**Extracted records**
....

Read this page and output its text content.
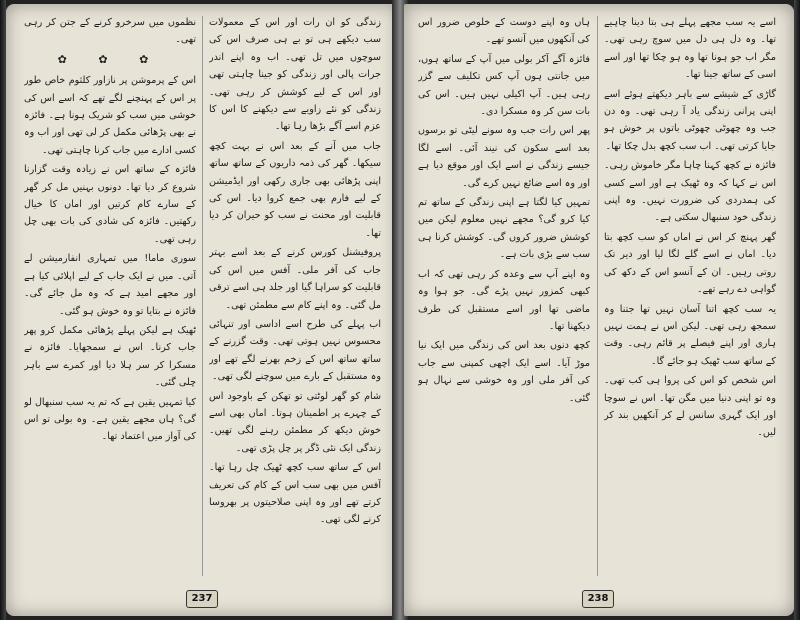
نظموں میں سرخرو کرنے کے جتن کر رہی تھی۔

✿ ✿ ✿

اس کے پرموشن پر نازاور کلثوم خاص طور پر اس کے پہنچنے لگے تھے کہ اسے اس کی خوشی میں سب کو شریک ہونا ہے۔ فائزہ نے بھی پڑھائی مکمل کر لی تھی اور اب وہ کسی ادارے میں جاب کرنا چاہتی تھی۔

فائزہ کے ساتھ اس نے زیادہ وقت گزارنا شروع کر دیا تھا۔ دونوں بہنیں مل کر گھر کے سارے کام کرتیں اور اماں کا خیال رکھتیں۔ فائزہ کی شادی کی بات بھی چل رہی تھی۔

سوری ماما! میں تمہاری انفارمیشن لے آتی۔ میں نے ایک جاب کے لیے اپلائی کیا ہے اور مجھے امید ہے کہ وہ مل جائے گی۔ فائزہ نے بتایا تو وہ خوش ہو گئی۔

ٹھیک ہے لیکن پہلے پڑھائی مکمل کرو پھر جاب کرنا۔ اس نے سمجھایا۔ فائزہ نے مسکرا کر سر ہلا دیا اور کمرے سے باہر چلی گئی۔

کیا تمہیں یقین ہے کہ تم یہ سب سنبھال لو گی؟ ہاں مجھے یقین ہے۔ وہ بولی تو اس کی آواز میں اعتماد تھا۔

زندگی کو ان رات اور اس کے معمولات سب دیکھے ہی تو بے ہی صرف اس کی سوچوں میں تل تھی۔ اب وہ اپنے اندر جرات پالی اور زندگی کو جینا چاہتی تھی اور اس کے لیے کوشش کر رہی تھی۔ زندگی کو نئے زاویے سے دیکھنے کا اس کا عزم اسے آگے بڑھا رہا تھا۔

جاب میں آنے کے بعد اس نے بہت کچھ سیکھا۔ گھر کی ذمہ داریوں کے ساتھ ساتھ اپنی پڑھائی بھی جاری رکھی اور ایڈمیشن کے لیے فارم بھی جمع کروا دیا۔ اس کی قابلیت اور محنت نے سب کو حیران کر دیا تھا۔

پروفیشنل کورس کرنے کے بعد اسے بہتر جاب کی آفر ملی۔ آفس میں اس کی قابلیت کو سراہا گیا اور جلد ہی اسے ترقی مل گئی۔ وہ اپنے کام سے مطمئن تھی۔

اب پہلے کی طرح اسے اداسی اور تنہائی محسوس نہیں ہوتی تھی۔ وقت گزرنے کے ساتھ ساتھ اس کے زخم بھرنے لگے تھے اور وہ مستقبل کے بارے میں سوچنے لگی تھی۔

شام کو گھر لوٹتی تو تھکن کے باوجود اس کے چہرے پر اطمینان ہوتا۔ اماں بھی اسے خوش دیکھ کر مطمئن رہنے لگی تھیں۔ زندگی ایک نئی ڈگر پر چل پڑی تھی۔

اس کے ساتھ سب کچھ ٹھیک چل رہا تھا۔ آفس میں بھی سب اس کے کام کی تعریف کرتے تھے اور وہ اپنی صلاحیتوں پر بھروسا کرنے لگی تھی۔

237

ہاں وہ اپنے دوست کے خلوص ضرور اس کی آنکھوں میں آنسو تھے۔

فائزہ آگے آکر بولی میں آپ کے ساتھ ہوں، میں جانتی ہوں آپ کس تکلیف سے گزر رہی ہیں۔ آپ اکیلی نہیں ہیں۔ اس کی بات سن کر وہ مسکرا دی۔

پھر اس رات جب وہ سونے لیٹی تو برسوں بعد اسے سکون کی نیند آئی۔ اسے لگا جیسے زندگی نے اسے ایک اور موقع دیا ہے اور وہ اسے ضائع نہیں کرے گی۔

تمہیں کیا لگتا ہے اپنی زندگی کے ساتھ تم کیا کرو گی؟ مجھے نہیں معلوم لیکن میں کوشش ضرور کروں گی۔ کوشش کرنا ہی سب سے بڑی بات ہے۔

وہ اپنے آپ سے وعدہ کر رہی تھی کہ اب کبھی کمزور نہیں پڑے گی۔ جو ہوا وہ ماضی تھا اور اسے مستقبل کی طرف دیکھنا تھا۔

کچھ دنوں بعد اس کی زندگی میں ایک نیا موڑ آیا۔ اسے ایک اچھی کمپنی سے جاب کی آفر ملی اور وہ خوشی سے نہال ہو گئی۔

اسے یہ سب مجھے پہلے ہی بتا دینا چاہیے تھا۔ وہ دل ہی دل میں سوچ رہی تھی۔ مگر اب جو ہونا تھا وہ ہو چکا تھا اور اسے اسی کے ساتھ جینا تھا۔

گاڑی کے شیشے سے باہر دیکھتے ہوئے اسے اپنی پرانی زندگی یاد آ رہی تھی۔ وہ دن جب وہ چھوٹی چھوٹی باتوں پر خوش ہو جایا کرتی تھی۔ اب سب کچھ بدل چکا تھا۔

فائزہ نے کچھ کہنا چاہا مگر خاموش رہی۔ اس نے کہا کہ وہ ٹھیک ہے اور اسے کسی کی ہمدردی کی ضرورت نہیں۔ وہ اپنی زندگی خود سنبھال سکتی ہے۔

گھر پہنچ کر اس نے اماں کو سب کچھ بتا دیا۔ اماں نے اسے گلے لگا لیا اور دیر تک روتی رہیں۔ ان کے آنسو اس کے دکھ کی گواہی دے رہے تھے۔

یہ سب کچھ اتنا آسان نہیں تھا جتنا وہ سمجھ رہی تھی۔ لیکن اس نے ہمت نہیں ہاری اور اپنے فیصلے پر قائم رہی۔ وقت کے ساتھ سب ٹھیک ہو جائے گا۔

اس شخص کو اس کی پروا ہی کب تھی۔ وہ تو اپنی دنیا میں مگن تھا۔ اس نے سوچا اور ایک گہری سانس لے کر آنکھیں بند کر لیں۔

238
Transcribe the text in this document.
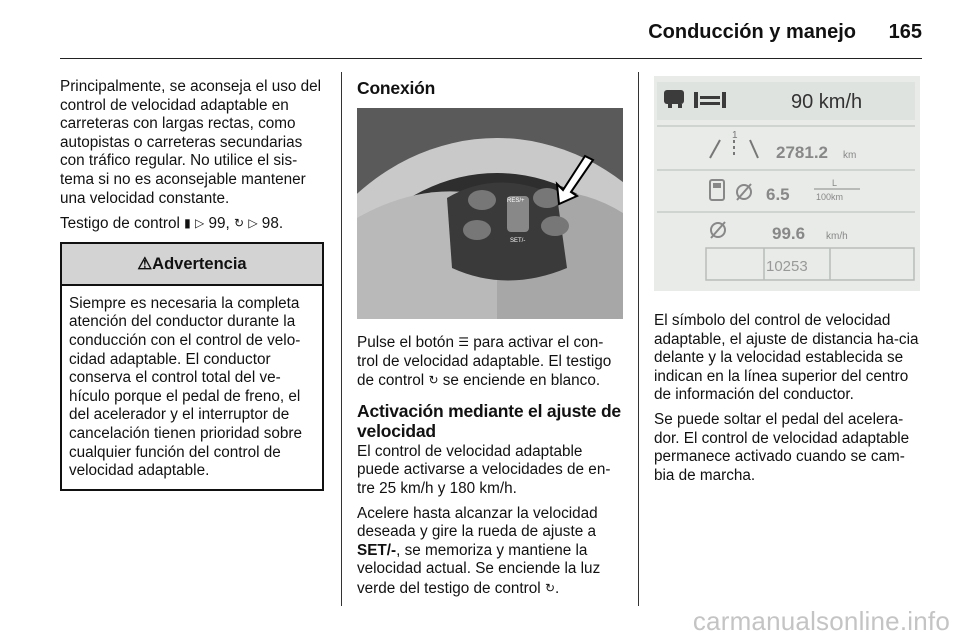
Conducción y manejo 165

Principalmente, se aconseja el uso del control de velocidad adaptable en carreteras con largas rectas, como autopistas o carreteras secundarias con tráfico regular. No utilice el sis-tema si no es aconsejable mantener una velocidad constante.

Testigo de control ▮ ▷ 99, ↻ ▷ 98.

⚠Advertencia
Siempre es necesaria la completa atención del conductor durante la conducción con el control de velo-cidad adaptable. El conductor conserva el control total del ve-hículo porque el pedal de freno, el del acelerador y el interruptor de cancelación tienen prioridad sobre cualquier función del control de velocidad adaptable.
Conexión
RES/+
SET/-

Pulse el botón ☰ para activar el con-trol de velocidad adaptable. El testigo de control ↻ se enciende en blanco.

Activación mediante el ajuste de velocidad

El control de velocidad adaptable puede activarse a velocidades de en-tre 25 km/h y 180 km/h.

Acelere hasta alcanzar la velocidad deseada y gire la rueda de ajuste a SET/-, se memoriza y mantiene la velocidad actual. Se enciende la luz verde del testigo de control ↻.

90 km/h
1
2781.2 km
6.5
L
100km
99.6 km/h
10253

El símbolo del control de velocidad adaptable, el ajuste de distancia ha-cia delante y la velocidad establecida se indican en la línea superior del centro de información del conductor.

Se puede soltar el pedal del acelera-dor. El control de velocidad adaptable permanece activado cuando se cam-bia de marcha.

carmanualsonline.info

....

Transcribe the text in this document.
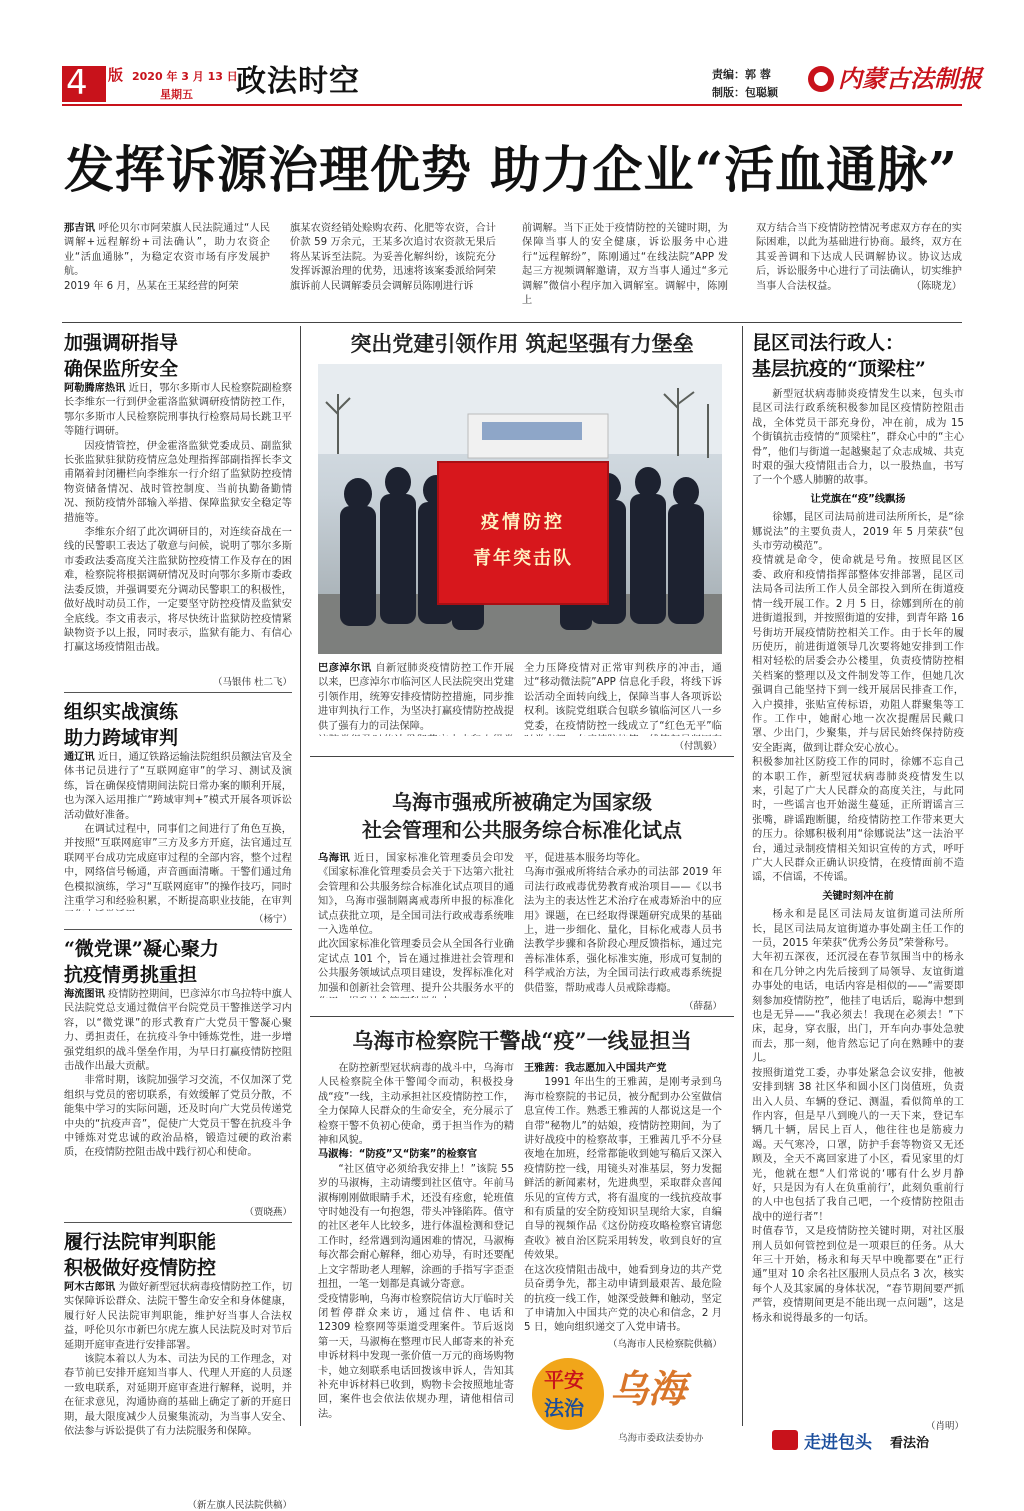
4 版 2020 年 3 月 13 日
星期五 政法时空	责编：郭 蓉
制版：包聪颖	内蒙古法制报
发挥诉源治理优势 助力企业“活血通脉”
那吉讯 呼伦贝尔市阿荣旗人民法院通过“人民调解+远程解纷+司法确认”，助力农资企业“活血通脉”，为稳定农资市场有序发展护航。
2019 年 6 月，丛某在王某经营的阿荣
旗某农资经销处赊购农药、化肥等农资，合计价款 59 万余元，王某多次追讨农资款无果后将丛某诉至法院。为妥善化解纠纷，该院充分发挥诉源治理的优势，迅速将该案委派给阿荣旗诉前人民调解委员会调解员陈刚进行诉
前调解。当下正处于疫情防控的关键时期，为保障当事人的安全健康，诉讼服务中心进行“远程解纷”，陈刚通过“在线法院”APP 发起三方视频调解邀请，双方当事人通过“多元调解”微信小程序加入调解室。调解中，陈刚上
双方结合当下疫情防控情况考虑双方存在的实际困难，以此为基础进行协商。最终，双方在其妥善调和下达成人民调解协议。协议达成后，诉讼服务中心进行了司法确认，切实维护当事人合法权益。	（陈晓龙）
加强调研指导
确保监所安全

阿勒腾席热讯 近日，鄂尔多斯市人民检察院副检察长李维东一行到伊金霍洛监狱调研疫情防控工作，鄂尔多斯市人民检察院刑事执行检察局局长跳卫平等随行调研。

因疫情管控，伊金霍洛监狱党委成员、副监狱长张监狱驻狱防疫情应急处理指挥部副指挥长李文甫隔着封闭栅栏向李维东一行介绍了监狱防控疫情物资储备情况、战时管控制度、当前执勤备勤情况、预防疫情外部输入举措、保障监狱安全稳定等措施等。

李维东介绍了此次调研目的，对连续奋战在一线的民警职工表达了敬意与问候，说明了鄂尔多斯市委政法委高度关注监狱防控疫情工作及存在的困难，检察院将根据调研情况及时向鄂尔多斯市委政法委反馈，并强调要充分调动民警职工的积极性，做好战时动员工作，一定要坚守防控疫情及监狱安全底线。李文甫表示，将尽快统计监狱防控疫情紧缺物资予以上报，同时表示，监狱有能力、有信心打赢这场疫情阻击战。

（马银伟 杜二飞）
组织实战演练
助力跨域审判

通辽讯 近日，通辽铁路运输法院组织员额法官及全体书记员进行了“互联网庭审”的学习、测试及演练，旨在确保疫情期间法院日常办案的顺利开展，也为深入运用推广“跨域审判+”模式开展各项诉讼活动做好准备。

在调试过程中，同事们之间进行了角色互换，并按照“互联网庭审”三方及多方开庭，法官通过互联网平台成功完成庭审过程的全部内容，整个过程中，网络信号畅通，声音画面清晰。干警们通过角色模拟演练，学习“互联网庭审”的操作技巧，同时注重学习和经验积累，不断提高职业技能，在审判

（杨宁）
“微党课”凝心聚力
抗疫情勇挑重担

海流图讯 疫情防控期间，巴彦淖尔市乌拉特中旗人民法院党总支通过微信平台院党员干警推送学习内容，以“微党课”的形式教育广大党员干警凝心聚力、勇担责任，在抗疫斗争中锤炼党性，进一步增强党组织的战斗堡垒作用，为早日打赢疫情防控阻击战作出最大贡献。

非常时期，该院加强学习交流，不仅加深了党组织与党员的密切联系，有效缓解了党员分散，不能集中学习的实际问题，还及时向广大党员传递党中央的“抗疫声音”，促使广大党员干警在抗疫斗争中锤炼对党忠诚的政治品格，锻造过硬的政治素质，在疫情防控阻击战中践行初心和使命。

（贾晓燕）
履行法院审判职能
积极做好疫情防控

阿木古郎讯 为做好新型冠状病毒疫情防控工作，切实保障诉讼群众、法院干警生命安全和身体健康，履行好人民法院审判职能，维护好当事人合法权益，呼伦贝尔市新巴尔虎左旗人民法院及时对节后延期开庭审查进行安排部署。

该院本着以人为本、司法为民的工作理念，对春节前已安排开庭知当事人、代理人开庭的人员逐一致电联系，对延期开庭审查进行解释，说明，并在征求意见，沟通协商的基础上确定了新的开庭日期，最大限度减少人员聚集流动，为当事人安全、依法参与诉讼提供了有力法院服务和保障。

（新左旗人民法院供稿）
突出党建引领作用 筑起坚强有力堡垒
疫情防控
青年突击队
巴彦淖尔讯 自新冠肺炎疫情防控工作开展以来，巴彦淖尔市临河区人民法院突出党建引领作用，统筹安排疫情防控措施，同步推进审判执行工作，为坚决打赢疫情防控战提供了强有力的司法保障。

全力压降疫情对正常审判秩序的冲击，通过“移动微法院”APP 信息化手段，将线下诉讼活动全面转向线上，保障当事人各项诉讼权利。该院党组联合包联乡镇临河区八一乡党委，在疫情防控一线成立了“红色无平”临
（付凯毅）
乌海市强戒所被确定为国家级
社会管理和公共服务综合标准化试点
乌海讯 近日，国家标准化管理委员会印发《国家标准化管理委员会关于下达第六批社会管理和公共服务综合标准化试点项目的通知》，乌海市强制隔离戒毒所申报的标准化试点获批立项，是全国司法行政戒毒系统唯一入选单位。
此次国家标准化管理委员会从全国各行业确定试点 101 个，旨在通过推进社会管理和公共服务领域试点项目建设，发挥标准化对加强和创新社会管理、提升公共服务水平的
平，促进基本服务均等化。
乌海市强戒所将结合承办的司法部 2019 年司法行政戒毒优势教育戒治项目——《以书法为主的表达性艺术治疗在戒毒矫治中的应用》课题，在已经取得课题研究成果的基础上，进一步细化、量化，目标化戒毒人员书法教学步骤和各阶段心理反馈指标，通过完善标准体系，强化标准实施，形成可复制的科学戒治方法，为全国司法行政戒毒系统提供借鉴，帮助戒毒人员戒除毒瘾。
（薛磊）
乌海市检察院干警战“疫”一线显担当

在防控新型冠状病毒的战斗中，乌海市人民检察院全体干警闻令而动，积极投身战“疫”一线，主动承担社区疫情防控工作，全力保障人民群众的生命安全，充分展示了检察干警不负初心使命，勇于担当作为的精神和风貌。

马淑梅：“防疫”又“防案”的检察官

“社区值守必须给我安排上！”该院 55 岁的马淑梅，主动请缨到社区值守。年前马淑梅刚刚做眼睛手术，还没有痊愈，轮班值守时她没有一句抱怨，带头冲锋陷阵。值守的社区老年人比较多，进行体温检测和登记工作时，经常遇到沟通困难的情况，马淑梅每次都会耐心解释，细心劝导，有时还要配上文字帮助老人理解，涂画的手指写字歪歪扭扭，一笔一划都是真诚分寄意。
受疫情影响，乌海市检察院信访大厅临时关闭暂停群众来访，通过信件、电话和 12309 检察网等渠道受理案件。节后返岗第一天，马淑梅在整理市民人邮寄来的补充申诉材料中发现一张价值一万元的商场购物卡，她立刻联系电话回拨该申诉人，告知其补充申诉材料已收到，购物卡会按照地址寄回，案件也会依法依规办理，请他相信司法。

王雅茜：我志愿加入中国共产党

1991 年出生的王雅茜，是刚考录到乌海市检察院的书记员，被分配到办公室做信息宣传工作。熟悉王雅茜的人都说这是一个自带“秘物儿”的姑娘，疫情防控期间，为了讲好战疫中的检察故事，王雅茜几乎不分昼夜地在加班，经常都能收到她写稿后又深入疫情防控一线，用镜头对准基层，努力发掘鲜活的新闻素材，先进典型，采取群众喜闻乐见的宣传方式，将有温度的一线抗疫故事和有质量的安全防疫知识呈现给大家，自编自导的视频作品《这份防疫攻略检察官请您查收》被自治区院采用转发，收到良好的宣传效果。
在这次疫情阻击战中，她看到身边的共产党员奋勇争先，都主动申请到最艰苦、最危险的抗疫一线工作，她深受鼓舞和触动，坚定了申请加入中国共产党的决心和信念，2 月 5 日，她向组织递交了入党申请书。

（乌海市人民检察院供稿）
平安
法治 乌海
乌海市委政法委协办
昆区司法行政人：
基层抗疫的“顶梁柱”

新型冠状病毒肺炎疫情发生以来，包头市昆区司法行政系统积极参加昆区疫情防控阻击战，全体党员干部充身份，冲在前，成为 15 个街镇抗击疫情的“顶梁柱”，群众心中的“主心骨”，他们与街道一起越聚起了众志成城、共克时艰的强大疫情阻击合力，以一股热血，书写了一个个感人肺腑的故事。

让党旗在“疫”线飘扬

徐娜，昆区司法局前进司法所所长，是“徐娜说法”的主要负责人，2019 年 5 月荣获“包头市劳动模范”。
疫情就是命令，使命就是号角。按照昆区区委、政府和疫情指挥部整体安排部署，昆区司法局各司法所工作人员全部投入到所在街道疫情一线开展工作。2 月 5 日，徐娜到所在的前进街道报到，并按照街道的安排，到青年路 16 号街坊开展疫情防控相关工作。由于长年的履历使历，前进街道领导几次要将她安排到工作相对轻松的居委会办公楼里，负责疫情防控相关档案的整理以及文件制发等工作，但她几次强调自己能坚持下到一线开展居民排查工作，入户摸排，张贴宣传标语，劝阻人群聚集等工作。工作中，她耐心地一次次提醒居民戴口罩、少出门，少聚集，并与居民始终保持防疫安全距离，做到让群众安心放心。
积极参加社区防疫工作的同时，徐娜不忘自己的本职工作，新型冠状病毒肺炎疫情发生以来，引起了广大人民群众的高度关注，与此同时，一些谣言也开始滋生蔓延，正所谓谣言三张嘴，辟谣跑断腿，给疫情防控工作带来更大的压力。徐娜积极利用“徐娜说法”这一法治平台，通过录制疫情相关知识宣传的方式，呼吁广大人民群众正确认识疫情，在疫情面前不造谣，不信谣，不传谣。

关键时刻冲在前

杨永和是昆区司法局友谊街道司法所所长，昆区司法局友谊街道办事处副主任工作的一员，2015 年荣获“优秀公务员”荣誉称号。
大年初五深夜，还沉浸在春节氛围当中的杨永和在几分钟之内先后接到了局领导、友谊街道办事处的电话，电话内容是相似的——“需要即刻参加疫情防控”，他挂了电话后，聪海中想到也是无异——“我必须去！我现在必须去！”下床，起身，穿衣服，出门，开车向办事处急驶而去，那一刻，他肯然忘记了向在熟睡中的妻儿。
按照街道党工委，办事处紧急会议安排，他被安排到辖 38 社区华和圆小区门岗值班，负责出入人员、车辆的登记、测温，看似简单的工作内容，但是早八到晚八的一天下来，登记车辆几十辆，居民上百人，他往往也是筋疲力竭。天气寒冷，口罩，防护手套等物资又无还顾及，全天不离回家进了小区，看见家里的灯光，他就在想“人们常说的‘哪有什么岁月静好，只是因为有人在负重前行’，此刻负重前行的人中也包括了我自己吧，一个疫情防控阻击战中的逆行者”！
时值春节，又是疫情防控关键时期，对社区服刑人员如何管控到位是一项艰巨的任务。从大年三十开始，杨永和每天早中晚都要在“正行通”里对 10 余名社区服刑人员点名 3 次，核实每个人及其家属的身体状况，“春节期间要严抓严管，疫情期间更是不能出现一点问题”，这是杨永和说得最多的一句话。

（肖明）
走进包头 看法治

....

**Work instructions**
Your task is to gather every line with the word "enciende" and copy it.

**Result of the task**
Pulse el botón ☰ para activar el con-trol de velocidad adaptable. El testigo de control ↻ se enciende en blanco.
Acelere hasta alcanzar la velocidad deseada y gire la rueda de ajuste a SET/-, se memoriza y mantiene la velocidad actual. Se enciende la luz verde del testigo de control ↻.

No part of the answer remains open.